▸ **PROBLEM TO SOLVE**
Give back, unchanged, each line from the one containing "What does this" through the last line of the entries below.

▸ **RECORDS PROVIDED**
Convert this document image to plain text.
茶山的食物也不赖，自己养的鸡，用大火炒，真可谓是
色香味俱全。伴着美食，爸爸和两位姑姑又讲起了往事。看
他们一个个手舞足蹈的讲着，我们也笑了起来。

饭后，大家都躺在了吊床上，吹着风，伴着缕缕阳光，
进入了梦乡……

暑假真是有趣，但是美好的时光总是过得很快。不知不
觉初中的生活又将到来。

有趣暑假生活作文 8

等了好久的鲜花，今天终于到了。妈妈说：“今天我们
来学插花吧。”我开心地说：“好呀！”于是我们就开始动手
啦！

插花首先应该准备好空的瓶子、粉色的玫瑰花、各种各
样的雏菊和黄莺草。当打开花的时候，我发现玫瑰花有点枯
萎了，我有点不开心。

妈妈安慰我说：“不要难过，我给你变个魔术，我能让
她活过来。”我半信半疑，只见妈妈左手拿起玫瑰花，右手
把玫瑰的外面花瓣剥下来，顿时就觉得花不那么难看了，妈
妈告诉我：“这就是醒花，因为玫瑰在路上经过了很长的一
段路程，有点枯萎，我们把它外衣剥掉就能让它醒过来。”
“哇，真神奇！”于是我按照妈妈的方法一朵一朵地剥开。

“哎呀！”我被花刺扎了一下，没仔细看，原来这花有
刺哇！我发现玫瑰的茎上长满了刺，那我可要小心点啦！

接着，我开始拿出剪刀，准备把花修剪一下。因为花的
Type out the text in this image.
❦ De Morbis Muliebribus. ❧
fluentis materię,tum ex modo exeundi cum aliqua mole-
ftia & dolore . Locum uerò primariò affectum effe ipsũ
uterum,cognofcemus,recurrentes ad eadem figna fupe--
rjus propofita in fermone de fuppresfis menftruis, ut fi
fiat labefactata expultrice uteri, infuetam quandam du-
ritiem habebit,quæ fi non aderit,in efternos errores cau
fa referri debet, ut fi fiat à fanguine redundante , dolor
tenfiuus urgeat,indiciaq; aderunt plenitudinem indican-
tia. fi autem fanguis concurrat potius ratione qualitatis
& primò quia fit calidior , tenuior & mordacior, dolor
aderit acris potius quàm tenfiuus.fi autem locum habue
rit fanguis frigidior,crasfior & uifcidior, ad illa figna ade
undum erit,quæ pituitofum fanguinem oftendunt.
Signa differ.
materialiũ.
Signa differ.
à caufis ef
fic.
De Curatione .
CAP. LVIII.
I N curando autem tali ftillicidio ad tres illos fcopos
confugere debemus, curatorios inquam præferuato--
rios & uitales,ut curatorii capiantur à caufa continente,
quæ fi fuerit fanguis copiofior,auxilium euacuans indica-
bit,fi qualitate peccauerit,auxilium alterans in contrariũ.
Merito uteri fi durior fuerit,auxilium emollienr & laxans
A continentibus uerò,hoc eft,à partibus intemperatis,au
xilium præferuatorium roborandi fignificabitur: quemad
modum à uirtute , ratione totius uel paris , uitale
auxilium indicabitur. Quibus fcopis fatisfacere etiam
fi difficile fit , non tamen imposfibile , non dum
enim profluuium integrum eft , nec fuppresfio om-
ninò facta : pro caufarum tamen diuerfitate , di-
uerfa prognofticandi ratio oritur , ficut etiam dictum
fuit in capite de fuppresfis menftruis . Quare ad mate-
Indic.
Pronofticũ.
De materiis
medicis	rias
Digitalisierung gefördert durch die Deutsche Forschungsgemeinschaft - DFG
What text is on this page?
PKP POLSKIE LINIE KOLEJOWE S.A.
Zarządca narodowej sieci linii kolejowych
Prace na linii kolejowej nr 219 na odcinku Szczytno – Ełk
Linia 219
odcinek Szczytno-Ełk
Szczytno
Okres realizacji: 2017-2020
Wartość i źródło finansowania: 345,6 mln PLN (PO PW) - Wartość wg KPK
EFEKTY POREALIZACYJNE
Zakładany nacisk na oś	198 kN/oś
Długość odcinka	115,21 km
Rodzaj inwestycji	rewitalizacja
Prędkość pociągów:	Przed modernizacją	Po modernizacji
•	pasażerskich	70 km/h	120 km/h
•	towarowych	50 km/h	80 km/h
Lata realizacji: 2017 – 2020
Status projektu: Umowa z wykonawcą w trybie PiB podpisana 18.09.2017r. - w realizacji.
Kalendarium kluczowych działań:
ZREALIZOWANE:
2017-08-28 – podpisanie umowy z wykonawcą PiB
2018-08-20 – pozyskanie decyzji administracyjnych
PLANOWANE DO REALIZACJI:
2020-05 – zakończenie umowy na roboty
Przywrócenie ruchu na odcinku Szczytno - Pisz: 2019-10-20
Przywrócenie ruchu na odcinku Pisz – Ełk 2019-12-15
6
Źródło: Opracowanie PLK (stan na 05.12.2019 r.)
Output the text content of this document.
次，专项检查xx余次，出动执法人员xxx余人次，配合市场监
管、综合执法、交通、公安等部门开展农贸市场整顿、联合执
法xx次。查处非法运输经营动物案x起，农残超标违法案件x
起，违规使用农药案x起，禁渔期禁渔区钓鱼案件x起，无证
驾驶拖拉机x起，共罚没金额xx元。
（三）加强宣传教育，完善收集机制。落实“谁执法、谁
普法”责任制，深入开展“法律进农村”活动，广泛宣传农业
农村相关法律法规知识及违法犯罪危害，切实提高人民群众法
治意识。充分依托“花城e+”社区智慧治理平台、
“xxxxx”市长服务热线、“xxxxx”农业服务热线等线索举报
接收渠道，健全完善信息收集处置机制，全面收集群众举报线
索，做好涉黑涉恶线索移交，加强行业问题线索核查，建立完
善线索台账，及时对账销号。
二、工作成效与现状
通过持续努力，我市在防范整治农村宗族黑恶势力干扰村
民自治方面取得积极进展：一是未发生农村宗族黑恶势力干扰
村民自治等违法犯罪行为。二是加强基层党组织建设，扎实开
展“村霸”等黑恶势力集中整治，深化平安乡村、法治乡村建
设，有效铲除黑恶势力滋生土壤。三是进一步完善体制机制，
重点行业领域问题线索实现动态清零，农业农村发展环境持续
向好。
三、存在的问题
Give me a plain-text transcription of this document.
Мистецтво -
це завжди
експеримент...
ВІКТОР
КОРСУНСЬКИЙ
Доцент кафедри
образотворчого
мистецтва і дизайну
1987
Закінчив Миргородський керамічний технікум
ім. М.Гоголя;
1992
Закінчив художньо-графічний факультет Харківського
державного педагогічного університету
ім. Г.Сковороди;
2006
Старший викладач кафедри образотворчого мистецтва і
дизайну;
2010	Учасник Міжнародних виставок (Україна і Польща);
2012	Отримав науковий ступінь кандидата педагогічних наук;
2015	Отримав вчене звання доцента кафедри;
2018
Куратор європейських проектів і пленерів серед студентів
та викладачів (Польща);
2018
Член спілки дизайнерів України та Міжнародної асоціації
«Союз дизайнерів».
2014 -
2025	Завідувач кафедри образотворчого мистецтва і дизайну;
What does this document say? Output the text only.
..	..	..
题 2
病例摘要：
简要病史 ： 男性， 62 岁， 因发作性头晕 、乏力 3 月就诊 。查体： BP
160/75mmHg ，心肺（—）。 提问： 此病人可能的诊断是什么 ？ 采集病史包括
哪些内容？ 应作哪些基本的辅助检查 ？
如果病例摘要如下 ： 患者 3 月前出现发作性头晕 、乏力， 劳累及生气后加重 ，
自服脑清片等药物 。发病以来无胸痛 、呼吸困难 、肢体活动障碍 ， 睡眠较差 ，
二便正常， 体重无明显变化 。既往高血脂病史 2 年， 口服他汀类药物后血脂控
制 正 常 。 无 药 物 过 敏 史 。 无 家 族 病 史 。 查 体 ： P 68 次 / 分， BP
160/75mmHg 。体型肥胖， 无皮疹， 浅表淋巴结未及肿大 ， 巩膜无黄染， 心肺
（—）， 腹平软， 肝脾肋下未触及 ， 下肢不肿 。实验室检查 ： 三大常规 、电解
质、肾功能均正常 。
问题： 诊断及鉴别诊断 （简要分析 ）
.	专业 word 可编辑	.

▸ **CORRECT RESULT**
What does this document say? Output the text only.
..	..	..
题 2
病例摘要：
简要病史 ： 男性， 62 岁， 因发作性头晕 、乏力 3 月就诊 。查体： BP
160/75mmHg ，心肺（—）。 提问： 此病人可能的诊断是什么 ？ 采集病史包括
哪些内容？ 应作哪些基本的辅助检查 ？
如果病例摘要如下 ： 患者 3 月前出现发作性头晕 、乏力， 劳累及生气后加重 ，
自服脑清片等药物 。发病以来无胸痛 、呼吸困难 、肢体活动障碍 ， 睡眠较差 ，
二便正常， 体重无明显变化 。既往高血脂病史 2 年， 口服他汀类药物后血脂控
制 正 常 。 无 药 物 过 敏 史 。 无 家 族 病 史 。 查 体 ： P 68 次 / 分， BP
160/75mmHg 。体型肥胖， 无皮疹， 浅表淋巴结未及肿大 ， 巩膜无黄染， 心肺
（—）， 腹平软， 肝脾肋下未触及 ， 下肢不肿 。实验室检查 ： 三大常规 、电解
质、肾功能均正常 。
问题： 诊断及鉴别诊断 （简要分析 ）
.	专业 word 可编辑	.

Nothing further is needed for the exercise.